Data entries for graphics:
## begin
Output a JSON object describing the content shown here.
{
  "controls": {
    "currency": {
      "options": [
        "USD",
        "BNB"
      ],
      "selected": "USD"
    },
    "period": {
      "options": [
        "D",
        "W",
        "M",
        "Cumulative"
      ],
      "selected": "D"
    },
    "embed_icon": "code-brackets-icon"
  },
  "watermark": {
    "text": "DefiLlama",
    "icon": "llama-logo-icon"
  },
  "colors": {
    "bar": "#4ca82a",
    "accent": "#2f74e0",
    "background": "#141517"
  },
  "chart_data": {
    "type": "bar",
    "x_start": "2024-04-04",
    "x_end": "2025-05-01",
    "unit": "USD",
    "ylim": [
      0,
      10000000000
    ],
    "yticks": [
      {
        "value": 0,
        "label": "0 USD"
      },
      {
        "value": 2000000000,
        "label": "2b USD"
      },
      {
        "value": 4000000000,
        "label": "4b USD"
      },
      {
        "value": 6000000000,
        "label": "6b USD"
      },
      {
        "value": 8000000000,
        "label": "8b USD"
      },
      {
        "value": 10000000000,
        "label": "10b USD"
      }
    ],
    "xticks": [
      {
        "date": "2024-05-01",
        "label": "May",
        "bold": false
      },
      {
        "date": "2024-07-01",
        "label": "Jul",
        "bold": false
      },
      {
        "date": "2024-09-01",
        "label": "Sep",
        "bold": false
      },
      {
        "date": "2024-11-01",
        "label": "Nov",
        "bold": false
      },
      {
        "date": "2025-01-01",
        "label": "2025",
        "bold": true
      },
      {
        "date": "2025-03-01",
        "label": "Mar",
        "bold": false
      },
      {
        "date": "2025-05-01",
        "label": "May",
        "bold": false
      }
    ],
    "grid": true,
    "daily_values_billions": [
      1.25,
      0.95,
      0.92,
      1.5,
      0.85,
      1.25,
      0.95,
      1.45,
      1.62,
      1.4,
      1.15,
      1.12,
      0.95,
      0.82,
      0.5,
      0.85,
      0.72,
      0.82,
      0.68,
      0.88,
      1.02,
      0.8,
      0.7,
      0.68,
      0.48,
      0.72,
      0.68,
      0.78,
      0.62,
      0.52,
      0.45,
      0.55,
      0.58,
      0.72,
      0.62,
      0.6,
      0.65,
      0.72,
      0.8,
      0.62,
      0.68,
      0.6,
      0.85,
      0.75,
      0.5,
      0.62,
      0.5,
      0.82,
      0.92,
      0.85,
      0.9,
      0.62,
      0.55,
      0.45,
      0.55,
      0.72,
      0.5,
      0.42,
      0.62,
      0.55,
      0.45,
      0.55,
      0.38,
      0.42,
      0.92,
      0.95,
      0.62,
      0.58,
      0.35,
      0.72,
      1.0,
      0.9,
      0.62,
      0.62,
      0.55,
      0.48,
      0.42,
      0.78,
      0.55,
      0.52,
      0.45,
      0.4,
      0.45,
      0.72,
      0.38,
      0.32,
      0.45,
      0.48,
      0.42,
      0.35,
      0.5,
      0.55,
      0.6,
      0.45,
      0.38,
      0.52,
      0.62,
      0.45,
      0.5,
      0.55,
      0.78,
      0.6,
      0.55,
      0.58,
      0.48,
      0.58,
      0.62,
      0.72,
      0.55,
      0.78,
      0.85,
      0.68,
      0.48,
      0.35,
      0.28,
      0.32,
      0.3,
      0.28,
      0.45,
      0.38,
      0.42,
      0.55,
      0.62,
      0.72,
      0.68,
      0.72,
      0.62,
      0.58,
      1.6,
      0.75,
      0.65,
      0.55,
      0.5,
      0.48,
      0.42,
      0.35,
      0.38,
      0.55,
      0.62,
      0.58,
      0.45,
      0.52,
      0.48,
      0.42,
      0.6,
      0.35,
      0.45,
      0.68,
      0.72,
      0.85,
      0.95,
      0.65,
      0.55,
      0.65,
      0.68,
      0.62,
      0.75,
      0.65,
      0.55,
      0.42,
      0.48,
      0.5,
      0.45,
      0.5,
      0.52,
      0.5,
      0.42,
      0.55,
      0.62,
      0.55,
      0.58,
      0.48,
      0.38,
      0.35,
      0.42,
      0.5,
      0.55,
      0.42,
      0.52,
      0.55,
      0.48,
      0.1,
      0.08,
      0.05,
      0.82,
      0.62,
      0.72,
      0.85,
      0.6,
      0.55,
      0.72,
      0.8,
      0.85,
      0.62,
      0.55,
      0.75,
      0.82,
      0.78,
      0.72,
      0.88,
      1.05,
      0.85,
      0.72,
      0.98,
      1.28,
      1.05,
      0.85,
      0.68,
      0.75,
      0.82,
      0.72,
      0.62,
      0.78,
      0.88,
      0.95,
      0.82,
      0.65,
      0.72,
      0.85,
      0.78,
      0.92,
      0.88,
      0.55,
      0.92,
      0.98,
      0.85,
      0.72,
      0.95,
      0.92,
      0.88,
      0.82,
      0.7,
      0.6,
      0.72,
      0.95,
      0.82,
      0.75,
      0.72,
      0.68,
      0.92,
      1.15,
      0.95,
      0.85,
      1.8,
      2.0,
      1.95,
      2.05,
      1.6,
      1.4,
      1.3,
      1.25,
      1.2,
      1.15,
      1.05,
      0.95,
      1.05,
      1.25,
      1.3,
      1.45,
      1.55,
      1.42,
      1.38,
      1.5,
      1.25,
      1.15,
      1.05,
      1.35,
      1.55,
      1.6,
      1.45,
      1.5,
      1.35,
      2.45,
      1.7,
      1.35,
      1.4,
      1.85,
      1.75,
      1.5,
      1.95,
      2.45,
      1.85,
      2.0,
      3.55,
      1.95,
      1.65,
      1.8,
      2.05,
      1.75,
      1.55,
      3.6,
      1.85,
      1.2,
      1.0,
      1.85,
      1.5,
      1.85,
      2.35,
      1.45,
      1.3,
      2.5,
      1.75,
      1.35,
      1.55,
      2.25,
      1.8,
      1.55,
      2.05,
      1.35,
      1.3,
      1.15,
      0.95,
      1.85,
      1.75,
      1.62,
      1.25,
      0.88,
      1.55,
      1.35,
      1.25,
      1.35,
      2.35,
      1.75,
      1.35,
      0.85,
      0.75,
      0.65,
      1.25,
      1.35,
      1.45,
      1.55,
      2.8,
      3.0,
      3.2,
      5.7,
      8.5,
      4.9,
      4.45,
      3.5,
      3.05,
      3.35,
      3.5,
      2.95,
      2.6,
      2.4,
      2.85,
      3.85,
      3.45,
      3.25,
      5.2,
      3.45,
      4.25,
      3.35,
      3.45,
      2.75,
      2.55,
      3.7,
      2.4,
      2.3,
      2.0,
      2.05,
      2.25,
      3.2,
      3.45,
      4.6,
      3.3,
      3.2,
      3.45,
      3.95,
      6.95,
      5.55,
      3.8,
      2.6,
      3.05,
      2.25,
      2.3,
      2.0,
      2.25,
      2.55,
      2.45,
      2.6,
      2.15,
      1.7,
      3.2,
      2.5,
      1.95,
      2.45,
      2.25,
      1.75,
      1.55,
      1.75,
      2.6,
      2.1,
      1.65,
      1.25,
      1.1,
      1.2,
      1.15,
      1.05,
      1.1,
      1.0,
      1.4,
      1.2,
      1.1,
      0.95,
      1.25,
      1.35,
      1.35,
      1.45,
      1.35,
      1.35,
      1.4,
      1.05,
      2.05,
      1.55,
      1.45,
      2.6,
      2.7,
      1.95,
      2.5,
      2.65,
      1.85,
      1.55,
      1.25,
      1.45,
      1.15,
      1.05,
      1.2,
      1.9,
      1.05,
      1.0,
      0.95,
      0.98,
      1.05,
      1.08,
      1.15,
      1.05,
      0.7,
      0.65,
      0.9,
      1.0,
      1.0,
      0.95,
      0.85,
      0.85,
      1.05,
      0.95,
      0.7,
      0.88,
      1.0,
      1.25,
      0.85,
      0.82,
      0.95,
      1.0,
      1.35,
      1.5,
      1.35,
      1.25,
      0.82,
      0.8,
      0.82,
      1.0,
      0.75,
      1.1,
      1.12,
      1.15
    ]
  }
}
## end
PROBLEM REQUIREMENTS: Gather each line from the listing above that holds "date".

WORKED ANSWER:
        "date": "2024-05-01",
        "date": "2024-07-01",
        "date": "2024-09-01",
        "date": "2024-11-01",
        "date": "2025-01-01",
        "date": "2025-03-01",
        "date": "2025-05-01",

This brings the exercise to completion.